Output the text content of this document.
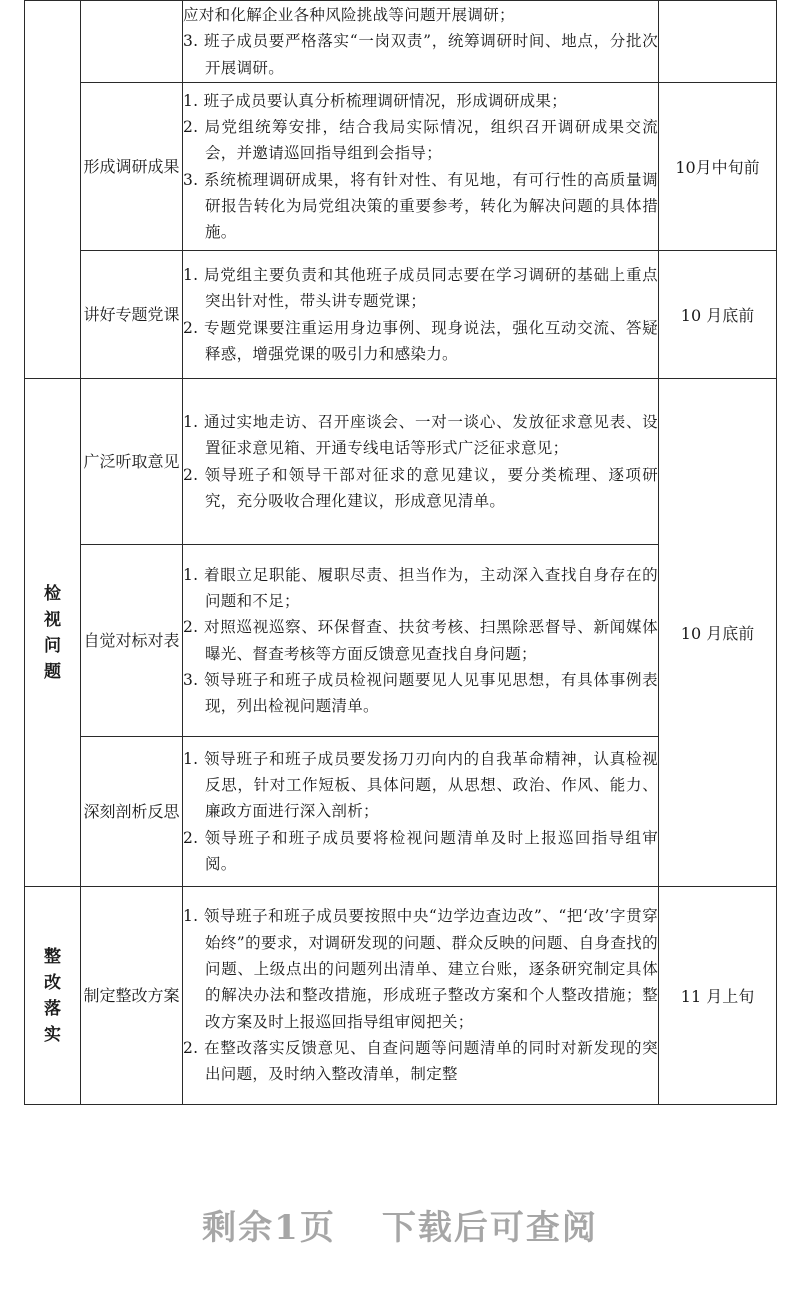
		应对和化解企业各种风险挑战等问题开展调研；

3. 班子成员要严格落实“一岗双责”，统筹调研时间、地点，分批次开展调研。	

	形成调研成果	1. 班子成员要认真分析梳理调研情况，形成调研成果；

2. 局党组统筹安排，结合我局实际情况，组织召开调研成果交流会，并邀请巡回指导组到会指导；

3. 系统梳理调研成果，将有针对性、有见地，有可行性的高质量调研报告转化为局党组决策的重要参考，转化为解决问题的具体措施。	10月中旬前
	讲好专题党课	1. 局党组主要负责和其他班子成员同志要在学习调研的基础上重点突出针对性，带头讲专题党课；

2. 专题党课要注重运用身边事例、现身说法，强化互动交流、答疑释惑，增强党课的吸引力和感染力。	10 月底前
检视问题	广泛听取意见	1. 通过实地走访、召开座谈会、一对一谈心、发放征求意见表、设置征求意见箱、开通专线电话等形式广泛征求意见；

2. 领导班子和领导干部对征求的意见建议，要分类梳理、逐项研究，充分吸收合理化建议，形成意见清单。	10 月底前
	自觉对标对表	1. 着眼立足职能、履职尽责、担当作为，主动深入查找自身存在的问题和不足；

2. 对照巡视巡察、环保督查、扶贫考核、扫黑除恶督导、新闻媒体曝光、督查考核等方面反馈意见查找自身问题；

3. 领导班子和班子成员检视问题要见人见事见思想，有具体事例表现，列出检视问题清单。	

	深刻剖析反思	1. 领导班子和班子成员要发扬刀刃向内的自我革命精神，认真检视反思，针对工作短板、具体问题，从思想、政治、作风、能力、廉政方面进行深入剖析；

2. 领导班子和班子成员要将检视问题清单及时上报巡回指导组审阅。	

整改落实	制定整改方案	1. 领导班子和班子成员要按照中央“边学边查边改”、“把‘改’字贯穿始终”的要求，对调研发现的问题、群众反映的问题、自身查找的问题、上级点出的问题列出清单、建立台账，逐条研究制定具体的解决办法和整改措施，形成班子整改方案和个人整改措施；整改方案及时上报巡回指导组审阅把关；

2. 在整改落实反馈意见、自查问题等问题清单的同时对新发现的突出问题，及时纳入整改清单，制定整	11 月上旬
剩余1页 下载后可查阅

****

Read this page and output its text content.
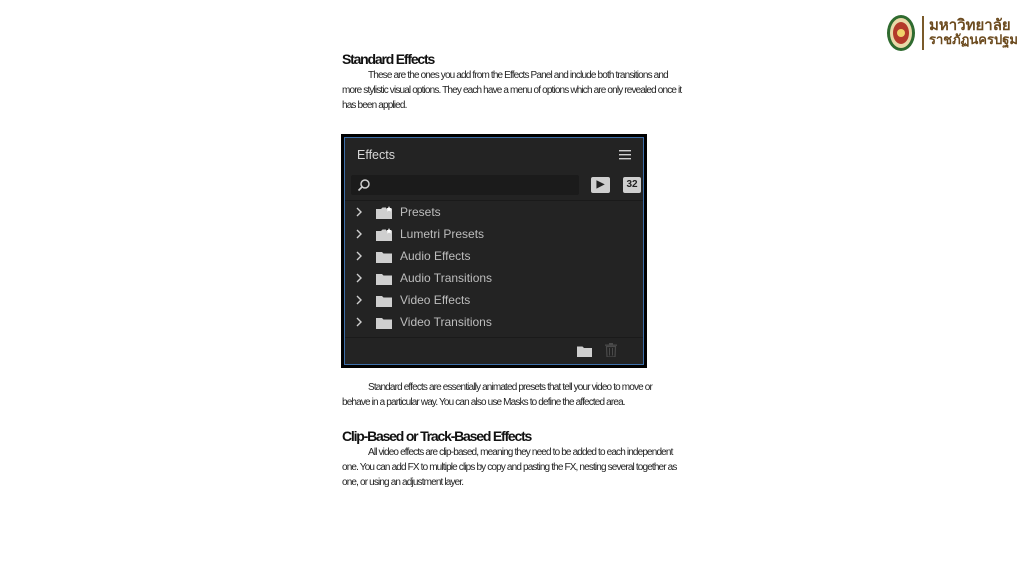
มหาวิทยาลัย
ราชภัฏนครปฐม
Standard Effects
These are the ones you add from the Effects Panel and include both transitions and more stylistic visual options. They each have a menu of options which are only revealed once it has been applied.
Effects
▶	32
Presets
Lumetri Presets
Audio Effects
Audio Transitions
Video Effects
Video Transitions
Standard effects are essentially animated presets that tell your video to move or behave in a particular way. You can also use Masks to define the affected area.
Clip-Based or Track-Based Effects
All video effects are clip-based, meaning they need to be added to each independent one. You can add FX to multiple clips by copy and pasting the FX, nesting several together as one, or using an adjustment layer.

****

TASK INSTRUCTIONS:
In the listing, how many lines hold "each"? Answer with a bare number.

EXERCISE ANSWER:
2